Supplied information:

▽

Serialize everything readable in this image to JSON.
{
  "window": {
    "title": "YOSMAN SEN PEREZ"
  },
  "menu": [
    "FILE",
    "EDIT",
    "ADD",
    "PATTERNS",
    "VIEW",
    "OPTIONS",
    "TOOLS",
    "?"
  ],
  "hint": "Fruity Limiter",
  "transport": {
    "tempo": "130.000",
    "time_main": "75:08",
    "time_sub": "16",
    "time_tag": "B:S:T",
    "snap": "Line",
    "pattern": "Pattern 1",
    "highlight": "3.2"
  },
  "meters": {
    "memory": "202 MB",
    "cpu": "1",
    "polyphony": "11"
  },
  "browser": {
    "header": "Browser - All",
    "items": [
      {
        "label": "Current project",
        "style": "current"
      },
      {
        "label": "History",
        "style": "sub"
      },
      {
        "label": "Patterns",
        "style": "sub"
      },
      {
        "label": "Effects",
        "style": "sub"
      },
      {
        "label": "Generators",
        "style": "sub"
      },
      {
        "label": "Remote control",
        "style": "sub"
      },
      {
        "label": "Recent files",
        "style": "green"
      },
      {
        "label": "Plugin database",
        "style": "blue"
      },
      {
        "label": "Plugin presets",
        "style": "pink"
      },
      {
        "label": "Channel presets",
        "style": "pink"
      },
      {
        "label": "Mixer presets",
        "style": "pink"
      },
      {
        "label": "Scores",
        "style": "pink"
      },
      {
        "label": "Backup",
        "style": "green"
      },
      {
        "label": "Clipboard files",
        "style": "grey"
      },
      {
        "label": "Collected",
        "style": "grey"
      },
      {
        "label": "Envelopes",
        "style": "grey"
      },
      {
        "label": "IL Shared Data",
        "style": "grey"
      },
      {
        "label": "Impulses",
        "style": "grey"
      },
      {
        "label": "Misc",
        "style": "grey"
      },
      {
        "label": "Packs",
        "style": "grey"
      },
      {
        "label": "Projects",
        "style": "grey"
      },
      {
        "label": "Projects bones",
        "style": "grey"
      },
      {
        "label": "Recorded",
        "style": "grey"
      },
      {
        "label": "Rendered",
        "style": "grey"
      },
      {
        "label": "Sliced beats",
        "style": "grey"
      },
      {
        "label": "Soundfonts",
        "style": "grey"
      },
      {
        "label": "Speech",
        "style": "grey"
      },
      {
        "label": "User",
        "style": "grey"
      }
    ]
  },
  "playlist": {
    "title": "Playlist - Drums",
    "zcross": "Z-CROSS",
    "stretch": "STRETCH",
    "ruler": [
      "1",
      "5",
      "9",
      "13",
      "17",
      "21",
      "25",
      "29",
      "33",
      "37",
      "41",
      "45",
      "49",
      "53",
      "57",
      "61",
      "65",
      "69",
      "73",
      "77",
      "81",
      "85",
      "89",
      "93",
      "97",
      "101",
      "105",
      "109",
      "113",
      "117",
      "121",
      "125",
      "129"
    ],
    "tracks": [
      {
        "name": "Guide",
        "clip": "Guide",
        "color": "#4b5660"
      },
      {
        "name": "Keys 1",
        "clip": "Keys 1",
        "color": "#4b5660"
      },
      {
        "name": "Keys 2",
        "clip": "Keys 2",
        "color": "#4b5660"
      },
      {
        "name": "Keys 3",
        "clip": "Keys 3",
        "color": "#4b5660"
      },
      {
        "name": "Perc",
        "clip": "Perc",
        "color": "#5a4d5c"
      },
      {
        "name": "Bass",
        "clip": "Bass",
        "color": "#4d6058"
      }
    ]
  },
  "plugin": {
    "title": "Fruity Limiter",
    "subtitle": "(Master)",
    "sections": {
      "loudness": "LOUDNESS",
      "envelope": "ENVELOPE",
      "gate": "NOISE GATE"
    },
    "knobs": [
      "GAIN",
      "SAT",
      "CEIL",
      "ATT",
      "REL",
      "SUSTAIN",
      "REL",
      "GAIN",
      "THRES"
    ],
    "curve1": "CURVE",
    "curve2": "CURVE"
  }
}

△

Your instructions: Which lines include the word "Projects"? Copy every one of them.

Solution for this task:
        "label": "Projects",
        "label": "Projects bones",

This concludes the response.